* [Task details]:
Scan the data for "date" and copy the lines it appears in.

* [Data for this task]:
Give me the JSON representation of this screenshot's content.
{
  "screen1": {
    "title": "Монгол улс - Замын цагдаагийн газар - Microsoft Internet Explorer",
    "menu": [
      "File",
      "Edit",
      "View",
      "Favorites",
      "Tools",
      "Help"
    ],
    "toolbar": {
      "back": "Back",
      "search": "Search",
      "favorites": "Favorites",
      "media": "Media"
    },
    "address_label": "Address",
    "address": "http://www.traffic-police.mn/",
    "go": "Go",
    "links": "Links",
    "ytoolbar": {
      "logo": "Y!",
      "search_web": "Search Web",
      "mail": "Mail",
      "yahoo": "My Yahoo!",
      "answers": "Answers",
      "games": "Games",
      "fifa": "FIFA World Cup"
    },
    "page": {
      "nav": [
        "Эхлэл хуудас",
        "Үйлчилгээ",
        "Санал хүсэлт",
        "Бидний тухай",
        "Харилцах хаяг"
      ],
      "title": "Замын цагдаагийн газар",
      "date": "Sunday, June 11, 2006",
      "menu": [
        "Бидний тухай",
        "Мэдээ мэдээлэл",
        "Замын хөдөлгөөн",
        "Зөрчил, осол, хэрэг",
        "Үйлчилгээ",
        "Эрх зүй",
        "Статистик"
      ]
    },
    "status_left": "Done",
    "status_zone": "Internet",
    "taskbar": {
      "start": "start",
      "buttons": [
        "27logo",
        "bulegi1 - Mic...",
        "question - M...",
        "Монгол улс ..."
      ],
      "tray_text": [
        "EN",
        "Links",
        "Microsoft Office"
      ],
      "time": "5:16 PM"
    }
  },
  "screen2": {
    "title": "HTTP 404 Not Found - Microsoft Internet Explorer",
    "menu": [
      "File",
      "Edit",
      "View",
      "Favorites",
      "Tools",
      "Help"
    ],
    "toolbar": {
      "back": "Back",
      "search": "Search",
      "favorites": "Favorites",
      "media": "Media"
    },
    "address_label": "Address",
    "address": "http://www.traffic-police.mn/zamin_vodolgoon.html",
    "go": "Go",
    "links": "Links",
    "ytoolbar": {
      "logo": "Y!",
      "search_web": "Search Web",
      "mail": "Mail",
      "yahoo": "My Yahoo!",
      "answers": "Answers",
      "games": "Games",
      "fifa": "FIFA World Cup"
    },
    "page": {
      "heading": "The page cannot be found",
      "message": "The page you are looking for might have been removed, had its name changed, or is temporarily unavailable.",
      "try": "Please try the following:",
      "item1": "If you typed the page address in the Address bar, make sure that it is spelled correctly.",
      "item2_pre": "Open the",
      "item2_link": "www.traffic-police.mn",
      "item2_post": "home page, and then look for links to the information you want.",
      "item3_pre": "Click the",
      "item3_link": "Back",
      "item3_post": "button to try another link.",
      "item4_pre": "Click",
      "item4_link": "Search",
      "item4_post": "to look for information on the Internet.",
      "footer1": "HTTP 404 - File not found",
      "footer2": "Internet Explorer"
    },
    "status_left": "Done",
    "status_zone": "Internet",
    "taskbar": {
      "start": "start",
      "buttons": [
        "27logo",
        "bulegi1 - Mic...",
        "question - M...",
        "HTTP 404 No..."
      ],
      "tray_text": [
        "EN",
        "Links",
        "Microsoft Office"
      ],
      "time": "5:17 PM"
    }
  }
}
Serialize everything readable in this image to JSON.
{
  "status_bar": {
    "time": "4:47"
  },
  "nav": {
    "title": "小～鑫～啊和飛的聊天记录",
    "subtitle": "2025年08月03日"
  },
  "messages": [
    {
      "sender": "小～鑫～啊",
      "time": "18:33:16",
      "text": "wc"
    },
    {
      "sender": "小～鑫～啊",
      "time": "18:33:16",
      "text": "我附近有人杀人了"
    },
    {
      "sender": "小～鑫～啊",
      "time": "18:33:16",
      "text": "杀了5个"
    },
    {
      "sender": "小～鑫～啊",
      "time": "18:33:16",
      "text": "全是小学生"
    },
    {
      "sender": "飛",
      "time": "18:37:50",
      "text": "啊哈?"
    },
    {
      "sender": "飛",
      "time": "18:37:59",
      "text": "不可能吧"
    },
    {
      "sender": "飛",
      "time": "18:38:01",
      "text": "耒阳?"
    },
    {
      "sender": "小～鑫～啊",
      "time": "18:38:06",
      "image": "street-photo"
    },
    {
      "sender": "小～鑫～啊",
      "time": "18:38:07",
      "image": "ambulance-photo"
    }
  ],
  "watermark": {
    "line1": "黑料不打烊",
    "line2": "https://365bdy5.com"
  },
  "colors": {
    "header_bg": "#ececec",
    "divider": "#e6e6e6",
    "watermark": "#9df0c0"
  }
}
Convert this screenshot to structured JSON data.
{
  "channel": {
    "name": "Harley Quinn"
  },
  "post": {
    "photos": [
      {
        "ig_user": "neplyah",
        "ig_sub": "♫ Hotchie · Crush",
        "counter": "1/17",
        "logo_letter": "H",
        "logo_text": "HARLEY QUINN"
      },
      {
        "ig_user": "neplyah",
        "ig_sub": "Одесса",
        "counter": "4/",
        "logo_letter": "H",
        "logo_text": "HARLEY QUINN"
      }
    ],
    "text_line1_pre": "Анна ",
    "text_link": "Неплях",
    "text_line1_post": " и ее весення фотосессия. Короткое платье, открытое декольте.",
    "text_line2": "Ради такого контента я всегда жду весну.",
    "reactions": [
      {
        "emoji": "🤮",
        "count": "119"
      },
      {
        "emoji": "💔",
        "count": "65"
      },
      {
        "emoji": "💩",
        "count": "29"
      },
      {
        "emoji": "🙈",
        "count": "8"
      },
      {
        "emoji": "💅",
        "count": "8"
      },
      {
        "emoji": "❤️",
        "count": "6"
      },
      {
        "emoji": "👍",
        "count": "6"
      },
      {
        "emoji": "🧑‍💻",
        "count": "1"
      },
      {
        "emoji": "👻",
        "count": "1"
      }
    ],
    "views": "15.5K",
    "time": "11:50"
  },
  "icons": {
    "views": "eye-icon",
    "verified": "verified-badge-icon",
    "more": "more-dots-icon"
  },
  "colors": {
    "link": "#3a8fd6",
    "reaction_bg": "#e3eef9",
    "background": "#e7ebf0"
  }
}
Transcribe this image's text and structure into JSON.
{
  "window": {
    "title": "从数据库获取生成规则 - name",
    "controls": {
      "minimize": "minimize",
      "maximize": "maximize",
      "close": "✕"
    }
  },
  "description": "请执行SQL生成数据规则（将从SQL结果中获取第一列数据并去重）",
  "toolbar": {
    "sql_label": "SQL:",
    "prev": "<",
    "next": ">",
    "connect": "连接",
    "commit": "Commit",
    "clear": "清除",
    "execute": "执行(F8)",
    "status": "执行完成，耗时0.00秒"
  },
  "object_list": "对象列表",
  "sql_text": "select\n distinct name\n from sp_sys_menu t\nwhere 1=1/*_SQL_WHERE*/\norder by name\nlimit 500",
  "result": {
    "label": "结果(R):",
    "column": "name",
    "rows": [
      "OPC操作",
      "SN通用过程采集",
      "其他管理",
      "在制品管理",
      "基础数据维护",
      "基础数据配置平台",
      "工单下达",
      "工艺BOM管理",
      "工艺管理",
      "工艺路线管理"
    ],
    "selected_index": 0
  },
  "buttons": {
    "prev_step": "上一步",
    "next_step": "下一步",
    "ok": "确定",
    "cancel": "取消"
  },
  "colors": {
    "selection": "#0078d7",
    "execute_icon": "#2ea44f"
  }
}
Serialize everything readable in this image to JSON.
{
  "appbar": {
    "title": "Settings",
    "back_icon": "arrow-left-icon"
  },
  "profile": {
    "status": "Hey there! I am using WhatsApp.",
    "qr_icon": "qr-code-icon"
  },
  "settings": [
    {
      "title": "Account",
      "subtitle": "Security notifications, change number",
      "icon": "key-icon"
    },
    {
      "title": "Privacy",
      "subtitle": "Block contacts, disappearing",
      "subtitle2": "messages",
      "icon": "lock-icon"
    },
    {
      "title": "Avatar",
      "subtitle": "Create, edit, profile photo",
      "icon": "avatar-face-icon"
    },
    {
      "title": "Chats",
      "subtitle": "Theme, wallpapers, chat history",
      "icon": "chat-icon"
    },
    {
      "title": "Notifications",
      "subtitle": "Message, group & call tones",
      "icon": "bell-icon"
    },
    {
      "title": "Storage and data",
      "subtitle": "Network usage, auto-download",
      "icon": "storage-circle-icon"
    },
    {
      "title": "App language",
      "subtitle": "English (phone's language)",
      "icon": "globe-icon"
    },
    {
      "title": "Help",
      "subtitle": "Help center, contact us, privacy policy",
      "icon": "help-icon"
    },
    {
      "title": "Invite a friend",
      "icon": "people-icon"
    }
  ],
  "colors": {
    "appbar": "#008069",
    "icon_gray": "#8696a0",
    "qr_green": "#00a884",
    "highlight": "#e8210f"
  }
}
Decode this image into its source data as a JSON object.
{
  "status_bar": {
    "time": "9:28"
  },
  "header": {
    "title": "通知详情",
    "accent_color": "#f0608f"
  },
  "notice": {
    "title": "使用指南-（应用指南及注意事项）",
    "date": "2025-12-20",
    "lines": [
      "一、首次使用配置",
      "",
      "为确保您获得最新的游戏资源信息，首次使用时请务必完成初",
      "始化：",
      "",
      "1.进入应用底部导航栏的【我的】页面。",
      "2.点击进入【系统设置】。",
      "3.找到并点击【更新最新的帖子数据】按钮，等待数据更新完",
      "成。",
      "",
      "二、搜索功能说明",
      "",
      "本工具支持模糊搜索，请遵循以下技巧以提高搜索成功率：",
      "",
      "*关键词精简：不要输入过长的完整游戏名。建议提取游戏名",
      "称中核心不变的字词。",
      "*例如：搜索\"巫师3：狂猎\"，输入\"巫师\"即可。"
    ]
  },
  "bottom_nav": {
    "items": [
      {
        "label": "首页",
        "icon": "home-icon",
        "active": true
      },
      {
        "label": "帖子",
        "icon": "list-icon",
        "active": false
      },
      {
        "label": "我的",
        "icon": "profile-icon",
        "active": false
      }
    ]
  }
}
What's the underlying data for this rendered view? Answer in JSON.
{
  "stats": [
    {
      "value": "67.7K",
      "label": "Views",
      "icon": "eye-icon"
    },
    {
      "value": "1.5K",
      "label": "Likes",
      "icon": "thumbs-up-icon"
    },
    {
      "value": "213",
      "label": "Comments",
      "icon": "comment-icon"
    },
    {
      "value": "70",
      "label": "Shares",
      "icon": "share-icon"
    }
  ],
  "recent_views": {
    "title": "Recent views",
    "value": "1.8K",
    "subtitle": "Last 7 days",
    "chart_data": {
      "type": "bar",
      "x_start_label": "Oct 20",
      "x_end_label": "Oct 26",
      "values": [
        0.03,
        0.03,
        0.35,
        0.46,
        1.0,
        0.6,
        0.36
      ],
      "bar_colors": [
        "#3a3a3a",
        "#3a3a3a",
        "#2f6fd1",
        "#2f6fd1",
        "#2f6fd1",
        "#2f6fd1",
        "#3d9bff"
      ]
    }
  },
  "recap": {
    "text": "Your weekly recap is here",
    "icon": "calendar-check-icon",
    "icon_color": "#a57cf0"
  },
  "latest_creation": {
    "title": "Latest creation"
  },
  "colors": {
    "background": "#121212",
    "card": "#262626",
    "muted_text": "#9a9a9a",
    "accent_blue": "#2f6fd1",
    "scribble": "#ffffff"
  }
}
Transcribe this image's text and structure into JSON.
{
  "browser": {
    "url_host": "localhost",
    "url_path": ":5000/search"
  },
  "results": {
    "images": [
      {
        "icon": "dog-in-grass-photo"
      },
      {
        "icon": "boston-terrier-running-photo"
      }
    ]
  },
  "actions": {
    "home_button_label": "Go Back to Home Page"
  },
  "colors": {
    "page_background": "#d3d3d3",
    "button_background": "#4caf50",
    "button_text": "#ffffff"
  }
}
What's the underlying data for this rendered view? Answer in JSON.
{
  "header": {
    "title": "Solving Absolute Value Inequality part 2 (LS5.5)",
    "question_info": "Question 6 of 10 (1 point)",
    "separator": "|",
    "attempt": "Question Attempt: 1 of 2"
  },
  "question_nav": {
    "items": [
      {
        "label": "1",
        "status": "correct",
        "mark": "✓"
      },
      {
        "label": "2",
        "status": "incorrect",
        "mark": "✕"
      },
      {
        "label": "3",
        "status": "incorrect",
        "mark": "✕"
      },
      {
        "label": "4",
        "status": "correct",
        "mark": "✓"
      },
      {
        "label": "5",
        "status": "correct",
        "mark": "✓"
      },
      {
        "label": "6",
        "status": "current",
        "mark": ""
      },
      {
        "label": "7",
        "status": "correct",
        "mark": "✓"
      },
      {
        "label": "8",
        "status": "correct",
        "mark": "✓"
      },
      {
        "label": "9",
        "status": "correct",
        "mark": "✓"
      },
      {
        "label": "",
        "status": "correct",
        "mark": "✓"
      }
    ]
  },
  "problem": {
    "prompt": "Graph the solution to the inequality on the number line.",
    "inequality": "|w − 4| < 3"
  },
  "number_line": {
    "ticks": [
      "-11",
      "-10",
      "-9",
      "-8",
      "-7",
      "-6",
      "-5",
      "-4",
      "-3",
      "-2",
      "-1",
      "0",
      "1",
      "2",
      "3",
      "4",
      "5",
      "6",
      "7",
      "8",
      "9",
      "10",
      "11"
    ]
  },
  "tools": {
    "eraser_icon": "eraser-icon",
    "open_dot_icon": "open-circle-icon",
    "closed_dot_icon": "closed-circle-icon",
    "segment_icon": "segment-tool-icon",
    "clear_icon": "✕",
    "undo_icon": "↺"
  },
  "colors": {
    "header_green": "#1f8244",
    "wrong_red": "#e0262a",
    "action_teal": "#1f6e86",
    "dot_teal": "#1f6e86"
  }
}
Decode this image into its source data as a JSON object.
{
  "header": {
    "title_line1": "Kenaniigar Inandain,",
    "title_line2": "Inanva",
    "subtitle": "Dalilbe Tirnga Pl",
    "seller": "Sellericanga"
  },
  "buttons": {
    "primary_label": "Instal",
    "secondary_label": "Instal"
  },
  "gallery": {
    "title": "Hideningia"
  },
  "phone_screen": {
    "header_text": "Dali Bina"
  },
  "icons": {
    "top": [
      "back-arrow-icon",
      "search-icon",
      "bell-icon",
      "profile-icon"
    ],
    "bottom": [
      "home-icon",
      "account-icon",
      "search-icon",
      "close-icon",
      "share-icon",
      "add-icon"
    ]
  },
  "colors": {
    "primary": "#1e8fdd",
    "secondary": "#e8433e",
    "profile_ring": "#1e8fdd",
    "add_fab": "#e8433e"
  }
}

* [Task answer]:
      "date": "Sunday, June 11, 2006",
    "date": "2025-12-20",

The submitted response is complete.